> _What needs to be done_: Reproduce each line from the records that holds "this".

> _Material supplied_:
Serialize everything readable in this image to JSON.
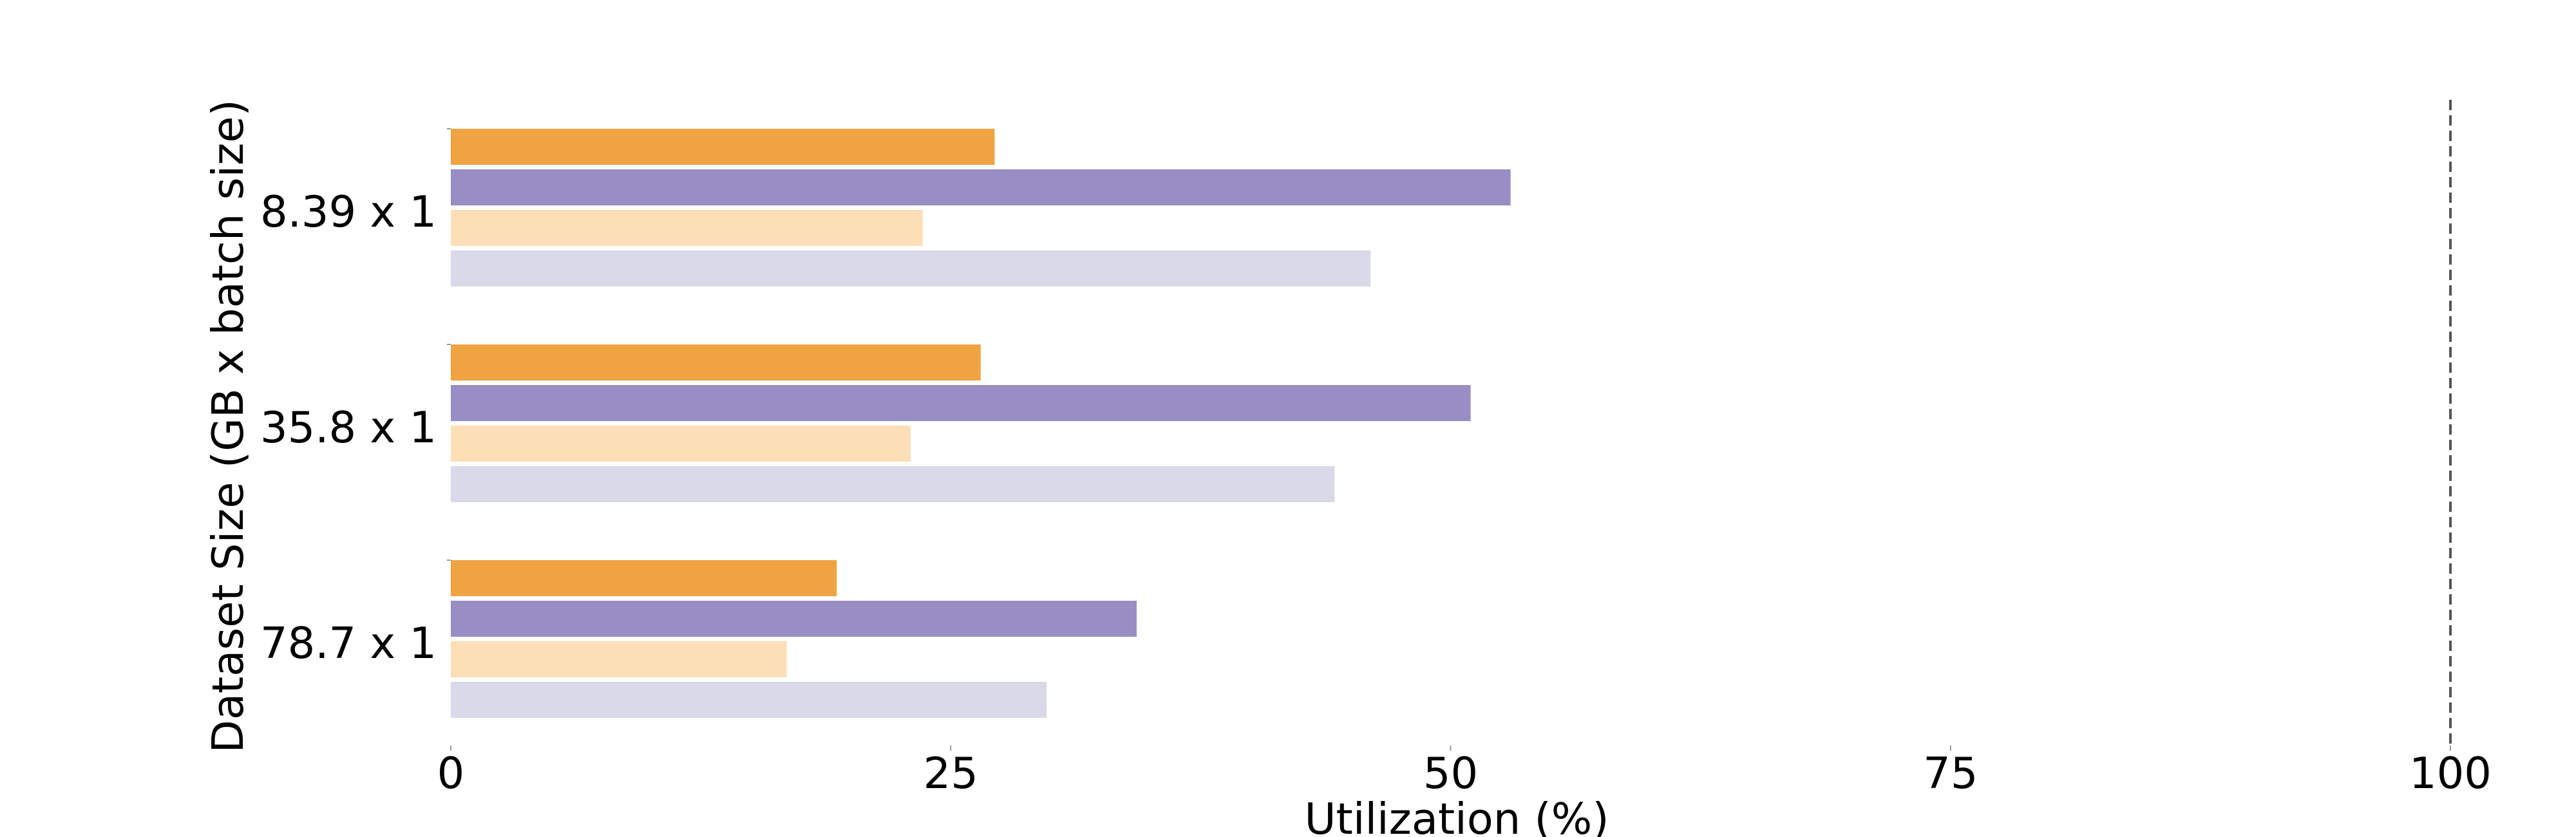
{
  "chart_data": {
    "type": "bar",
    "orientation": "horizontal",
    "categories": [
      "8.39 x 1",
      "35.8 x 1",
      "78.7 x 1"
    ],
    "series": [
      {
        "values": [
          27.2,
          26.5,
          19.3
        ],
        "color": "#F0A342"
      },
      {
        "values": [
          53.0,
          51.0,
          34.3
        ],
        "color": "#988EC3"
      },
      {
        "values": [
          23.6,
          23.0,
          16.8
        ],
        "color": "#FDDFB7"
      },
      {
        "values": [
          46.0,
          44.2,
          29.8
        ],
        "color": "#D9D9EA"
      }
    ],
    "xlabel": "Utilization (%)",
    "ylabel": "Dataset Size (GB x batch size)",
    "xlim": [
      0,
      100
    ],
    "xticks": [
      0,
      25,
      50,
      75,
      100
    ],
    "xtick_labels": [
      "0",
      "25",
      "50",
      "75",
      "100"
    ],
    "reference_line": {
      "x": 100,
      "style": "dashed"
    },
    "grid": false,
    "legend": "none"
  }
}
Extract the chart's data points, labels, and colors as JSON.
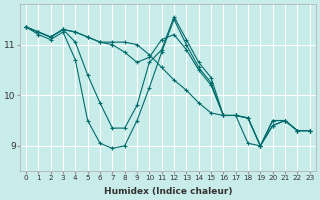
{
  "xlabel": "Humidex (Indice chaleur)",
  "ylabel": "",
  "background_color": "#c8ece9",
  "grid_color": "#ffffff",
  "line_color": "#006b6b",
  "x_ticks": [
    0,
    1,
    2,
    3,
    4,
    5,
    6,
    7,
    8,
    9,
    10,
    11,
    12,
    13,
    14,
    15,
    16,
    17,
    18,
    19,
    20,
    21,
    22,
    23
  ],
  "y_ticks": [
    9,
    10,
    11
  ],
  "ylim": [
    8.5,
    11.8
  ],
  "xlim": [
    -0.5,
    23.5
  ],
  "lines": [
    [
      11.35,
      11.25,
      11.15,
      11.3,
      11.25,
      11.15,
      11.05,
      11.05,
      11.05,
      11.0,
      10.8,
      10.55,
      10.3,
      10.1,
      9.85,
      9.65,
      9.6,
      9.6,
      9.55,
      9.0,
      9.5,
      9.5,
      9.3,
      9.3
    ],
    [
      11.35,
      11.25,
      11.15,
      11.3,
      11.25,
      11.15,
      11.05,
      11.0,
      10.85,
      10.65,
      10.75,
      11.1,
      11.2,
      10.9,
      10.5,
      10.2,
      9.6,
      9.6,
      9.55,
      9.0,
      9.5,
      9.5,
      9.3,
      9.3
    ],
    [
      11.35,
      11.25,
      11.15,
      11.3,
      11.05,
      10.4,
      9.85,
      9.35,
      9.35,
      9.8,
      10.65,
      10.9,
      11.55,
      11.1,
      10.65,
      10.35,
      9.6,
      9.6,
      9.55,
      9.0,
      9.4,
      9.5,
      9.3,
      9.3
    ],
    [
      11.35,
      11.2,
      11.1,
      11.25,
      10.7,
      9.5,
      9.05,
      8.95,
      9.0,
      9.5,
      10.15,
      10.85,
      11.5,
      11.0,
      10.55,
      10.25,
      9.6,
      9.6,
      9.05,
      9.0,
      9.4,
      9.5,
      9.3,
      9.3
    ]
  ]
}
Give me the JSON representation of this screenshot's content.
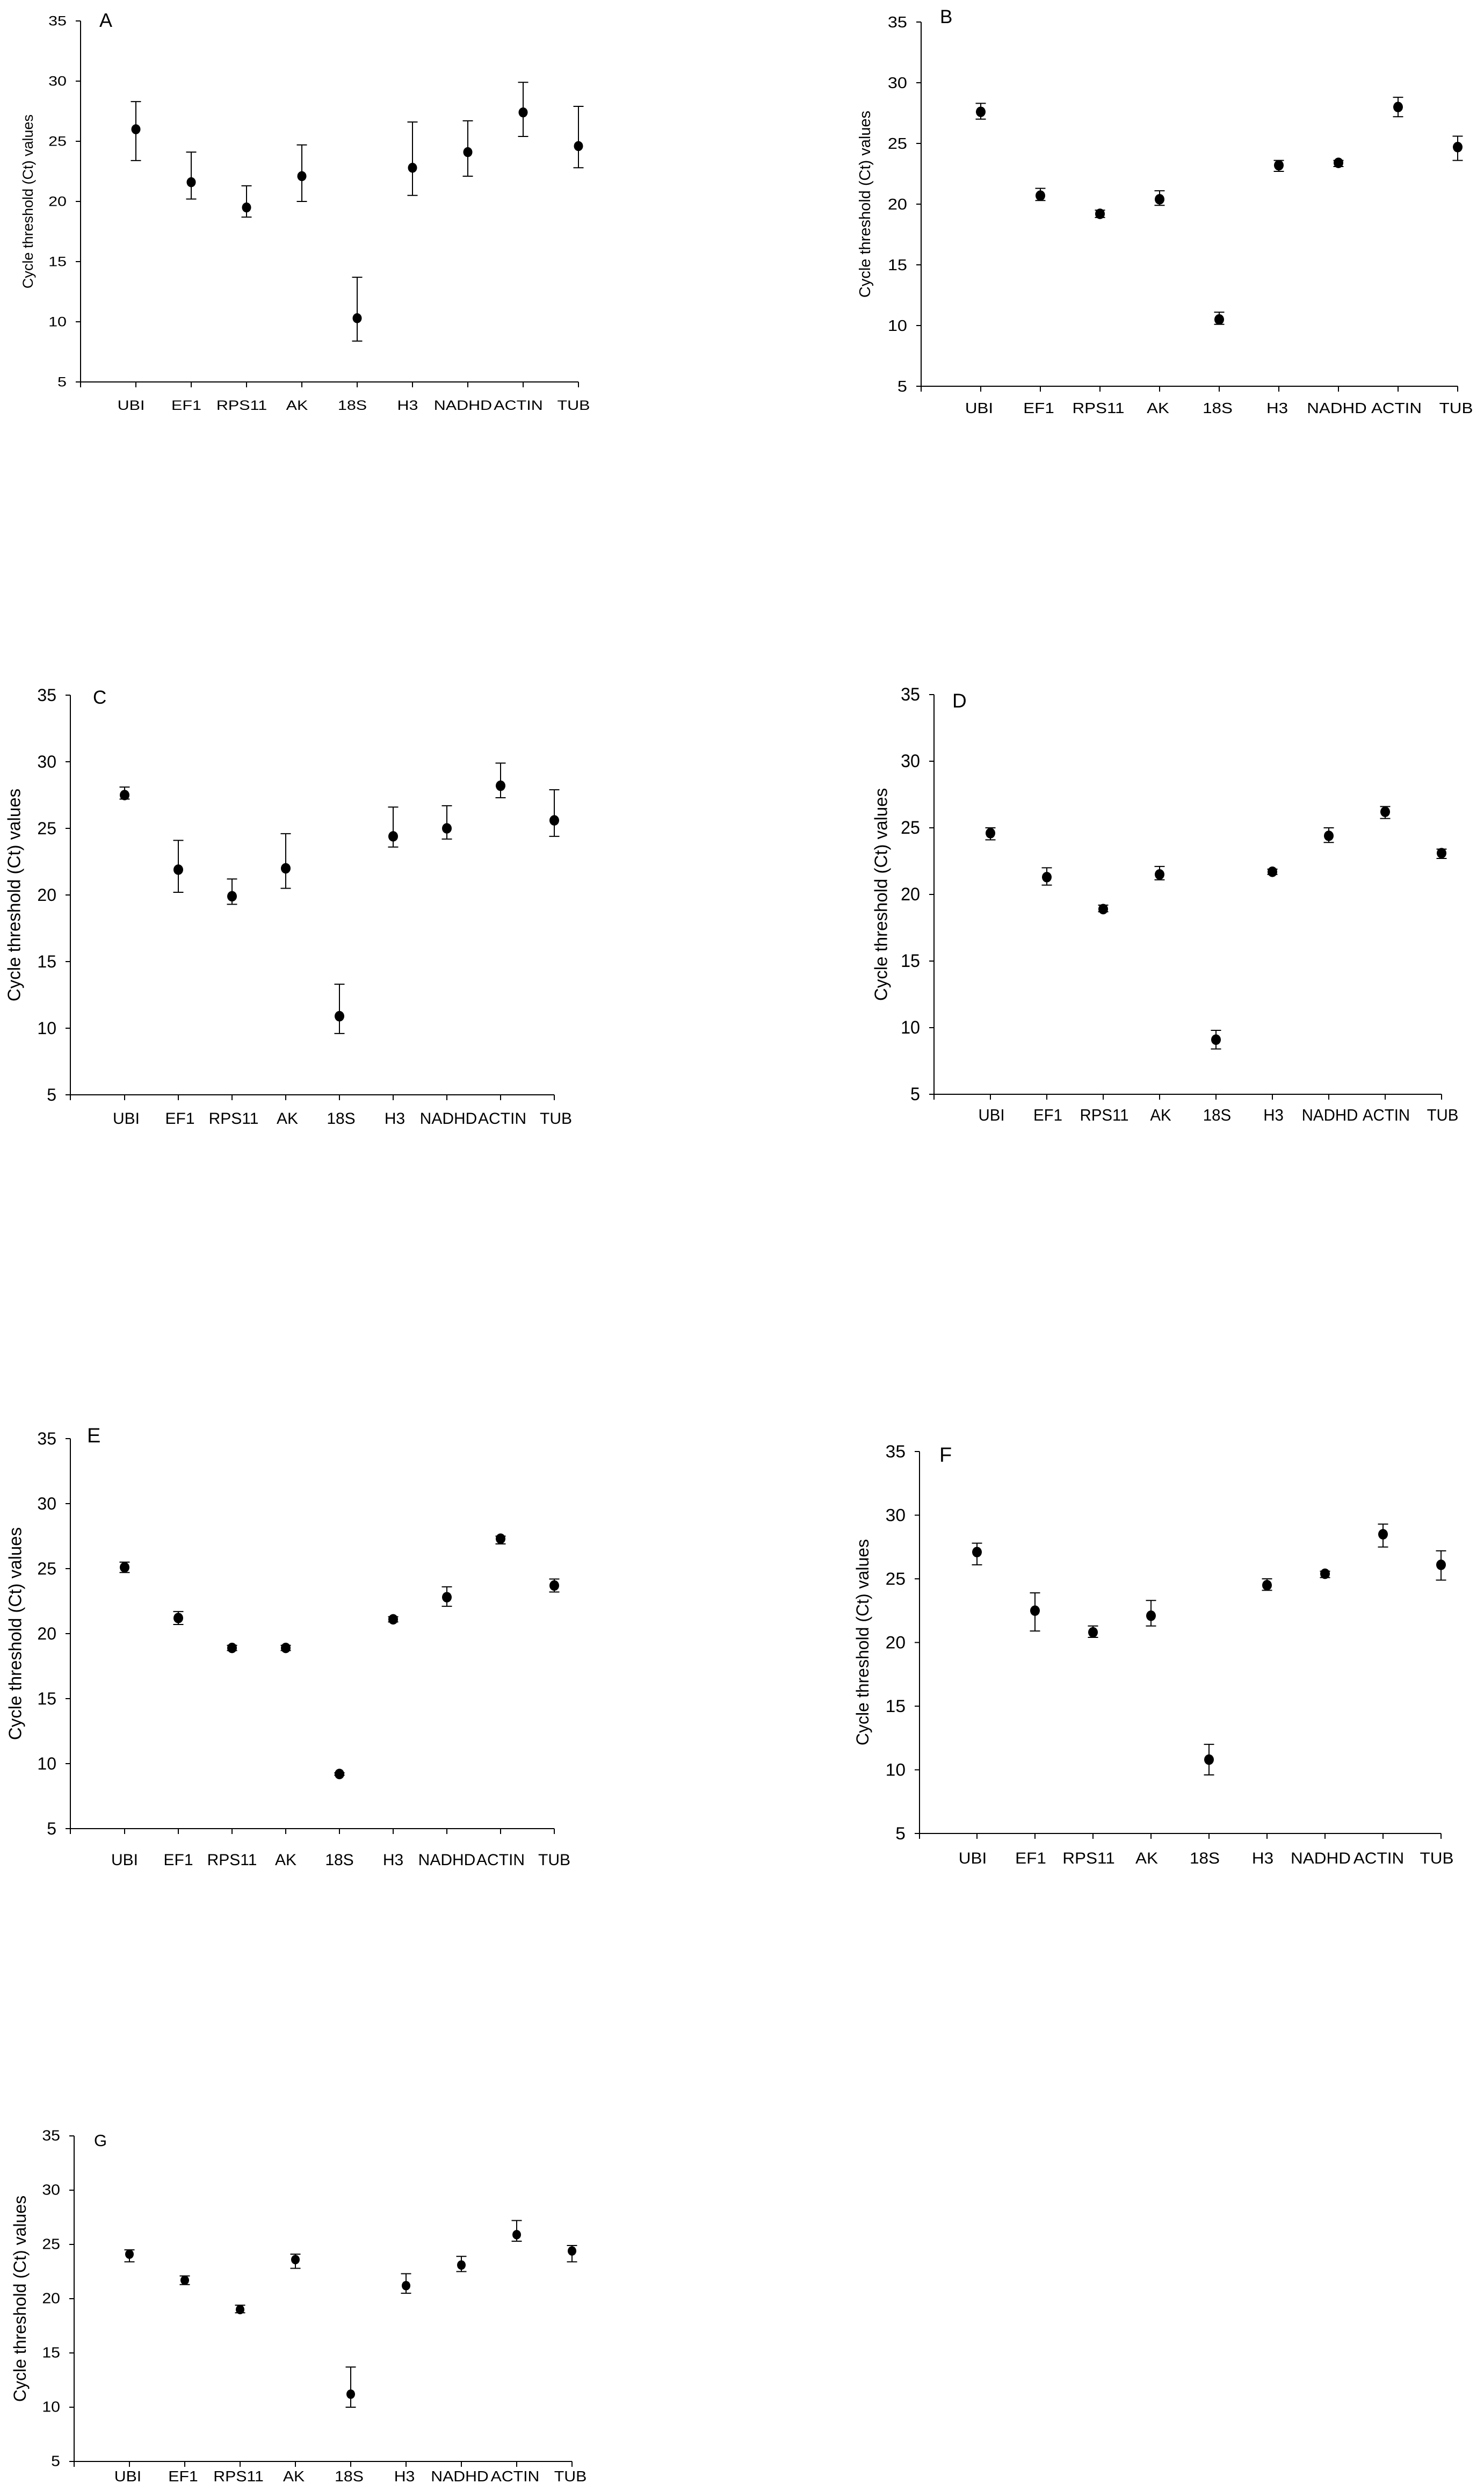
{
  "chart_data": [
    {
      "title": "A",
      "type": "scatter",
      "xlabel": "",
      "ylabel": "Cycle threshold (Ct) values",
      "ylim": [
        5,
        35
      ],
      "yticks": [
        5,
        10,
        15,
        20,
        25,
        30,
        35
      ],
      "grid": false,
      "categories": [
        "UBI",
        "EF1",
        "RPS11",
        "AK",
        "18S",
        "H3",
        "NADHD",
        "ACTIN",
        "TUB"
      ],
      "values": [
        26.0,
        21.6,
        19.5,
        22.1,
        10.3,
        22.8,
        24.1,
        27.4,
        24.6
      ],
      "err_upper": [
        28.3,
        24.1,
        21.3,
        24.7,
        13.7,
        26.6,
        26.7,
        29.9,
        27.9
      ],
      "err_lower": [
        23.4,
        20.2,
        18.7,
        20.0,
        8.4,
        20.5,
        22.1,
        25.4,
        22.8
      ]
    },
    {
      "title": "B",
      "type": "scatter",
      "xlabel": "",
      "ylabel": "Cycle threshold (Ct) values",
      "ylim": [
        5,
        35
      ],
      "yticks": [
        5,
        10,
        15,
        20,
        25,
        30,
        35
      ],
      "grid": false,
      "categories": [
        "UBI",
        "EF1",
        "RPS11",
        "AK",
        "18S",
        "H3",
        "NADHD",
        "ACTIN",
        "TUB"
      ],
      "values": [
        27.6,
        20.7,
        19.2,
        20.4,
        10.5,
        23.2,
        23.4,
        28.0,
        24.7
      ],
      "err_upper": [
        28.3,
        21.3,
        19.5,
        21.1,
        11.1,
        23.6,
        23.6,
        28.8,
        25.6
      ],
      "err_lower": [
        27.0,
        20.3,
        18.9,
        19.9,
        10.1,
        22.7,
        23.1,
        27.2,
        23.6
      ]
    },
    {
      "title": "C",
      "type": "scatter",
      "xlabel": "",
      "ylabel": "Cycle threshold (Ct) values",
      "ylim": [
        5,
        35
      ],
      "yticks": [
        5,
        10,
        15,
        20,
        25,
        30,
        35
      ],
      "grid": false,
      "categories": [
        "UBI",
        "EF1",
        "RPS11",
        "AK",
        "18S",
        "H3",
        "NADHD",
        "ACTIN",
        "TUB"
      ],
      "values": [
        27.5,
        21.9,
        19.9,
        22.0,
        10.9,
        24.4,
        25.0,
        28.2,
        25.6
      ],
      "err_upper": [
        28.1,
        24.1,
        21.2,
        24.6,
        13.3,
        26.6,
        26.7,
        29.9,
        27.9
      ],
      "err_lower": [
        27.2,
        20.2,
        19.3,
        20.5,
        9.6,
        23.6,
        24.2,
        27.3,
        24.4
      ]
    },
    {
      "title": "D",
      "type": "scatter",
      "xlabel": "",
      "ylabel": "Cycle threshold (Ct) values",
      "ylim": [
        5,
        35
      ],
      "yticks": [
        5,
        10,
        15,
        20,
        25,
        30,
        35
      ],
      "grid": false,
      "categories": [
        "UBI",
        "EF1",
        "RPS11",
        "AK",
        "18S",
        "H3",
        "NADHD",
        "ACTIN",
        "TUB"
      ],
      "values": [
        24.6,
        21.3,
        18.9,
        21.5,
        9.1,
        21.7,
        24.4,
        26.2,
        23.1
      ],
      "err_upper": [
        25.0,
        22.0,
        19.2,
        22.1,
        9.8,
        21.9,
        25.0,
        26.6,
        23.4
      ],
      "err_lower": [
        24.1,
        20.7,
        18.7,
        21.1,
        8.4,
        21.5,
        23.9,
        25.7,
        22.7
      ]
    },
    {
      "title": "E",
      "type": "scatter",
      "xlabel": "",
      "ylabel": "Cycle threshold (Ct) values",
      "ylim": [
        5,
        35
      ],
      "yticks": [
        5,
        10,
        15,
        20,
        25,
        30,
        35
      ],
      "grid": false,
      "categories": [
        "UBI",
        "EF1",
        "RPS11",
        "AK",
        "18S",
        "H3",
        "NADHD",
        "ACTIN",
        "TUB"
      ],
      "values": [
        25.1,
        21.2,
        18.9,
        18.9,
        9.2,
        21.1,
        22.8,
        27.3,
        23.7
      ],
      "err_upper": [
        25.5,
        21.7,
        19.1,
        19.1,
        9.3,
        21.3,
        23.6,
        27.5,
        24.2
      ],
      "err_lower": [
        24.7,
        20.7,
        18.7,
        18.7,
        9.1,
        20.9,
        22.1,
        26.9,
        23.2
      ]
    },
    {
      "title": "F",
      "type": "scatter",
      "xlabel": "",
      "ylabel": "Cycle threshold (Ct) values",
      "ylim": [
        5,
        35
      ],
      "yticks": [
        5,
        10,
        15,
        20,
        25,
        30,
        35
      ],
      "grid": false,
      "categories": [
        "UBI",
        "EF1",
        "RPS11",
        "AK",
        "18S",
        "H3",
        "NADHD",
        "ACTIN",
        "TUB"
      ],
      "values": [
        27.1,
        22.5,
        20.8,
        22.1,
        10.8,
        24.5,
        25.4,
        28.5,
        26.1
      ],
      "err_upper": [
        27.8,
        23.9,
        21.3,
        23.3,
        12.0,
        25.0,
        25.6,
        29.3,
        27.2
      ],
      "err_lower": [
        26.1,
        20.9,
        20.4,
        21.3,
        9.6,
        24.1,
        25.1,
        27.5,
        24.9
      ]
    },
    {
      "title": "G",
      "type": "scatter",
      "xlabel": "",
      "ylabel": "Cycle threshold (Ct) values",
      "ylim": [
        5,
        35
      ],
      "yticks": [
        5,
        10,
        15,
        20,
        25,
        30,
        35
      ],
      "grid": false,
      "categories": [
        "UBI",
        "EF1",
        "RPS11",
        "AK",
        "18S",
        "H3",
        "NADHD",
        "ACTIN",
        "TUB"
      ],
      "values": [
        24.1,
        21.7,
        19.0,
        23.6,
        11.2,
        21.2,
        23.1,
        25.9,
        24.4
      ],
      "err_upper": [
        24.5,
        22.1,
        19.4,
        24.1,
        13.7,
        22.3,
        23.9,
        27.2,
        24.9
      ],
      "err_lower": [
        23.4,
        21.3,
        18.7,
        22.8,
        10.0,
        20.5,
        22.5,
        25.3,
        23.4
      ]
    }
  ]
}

> _Task solution_:
Serialize everything readable in this image to JSON.
Give me the JSON representation of this screenshot's content.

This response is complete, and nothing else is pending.